## Start DATA IN THIS EXERCISE
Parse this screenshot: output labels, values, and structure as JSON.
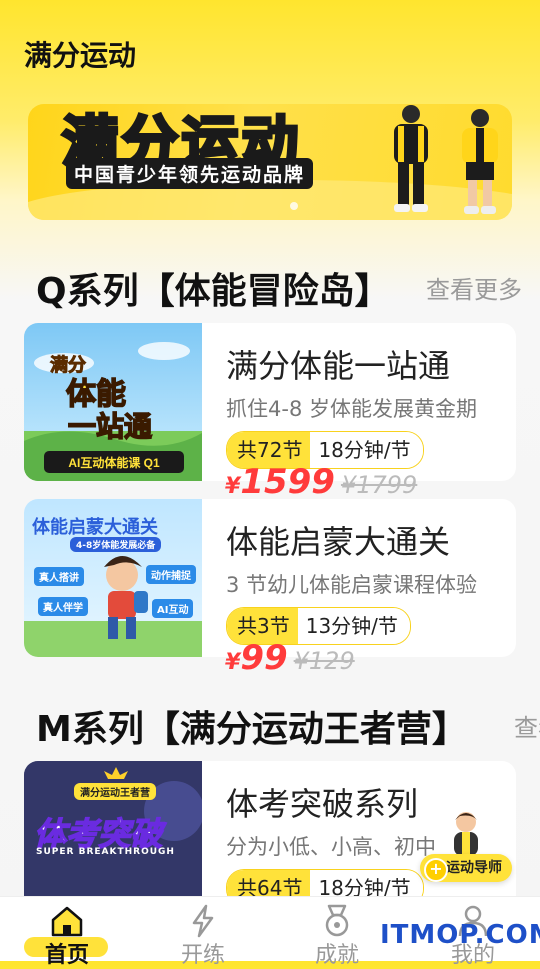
{
  "app": {
    "title": "满分运动"
  },
  "banner": {
    "title": "满分运动",
    "subtitle": "中国青少年领先运动品牌"
  },
  "sections": [
    {
      "title": "Q系列【体能冒险岛】",
      "more": "查看更多"
    },
    {
      "title": "M系列【满分运动王者营】",
      "more": "查看更多"
    }
  ],
  "courses": [
    {
      "title": "满分体能一站通",
      "desc": "抓住4-8 岁体能发展黄金期",
      "lessons": "共72节",
      "duration": "18分钟/节",
      "currency": "¥",
      "price": "1599",
      "old_price": "¥1799",
      "thumb": {
        "line1": "满分",
        "line2": "体能",
        "line3": "一站通",
        "footer": "AI互动体能课 Q1"
      }
    },
    {
      "title": "体能启蒙大通关",
      "desc": "3 节幼儿体能启蒙课程体验",
      "lessons": "共3节",
      "duration": "13分钟/节",
      "currency": "¥",
      "price": "99",
      "old_price": "¥129",
      "thumb": {
        "heading": "体能启蒙大通关",
        "sub": "4-8岁体能发展必备",
        "chip1": "真人搭讲",
        "chip2": "动作捕捉",
        "chip3": "真人伴学",
        "chip4": "AI互动"
      }
    },
    {
      "title": "体考突破系列",
      "desc": "分为小低、小高、初中",
      "lessons": "共64节",
      "duration": "18分钟/节",
      "thumb": {
        "badge": "满分运动王者营",
        "heading": "体考突破",
        "sub": "SUPER BREAKTHROUGH"
      }
    }
  ],
  "guide": {
    "label": "运动导师"
  },
  "nav": [
    {
      "label": "首页",
      "icon": "home-icon",
      "active": true
    },
    {
      "label": "开练",
      "icon": "lightning-icon",
      "active": false
    },
    {
      "label": "成就",
      "icon": "medal-icon",
      "active": false
    },
    {
      "label": "我的",
      "icon": "user-icon",
      "active": false
    }
  ],
  "watermark": "ITMOP.COM",
  "colors": {
    "accent": "#FFE23A",
    "price": "#FF3B3B"
  }
}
## End DATA IN THIS EXERCISE
> _EXERCISE PROMPT_: What is needed is an exact reproduction of the data, pictures excluded.

> _TASK OUTPUT_:
Parse this screenshot: output labels, values, and structure as JSON.
{
  "app": {
    "title": "满分运动"
  },
  "banner": {
    "title": "满分运动",
    "subtitle": "中国青少年领先运动品牌"
  },
  "sections": [
    {
      "title": "Q系列【体能冒险岛】",
      "more": "查看更多"
    },
    {
      "title": "M系列【满分运动王者营】",
      "more": "查看更多"
    }
  ],
  "courses": [
    {
      "title": "满分体能一站通",
      "desc": "抓住4-8 岁体能发展黄金期",
      "lessons": "共72节",
      "duration": "18分钟/节",
      "currency": "¥",
      "price": "1599",
      "old_price": "¥1799",
      "thumb": {
        "line1": "满分",
        "line2": "体能",
        "line3": "一站通",
        "footer": "AI互动体能课 Q1"
      }
    },
    {
      "title": "体能启蒙大通关",
      "desc": "3 节幼儿体能启蒙课程体验",
      "lessons": "共3节",
      "duration": "13分钟/节",
      "currency": "¥",
      "price": "99",
      "old_price": "¥129",
      "thumb": {
        "heading": "体能启蒙大通关",
        "sub": "4-8岁体能发展必备",
        "chip1": "真人搭讲",
        "chip2": "动作捕捉",
        "chip3": "真人伴学",
        "chip4": "AI互动"
      }
    },
    {
      "title": "体考突破系列",
      "desc": "分为小低、小高、初中",
      "lessons": "共64节",
      "duration": "18分钟/节",
      "thumb": {
        "badge": "满分运动王者营",
        "heading": "体考突破",
        "sub": "SUPER BREAKTHROUGH"
      }
    }
  ],
  "guide": {
    "label": "运动导师"
  },
  "nav": [
    {
      "label": "首页",
      "icon": "home-icon",
      "active": true
    },
    {
      "label": "开练",
      "icon": "lightning-icon",
      "active": false
    },
    {
      "label": "成就",
      "icon": "medal-icon",
      "active": false
    },
    {
      "label": "我的",
      "icon": "user-icon",
      "active": false
    }
  ],
  "watermark": "ITMOP.COM",
  "colors": {
    "accent": "#FFE23A",
    "price": "#FF3B3B"
  }
}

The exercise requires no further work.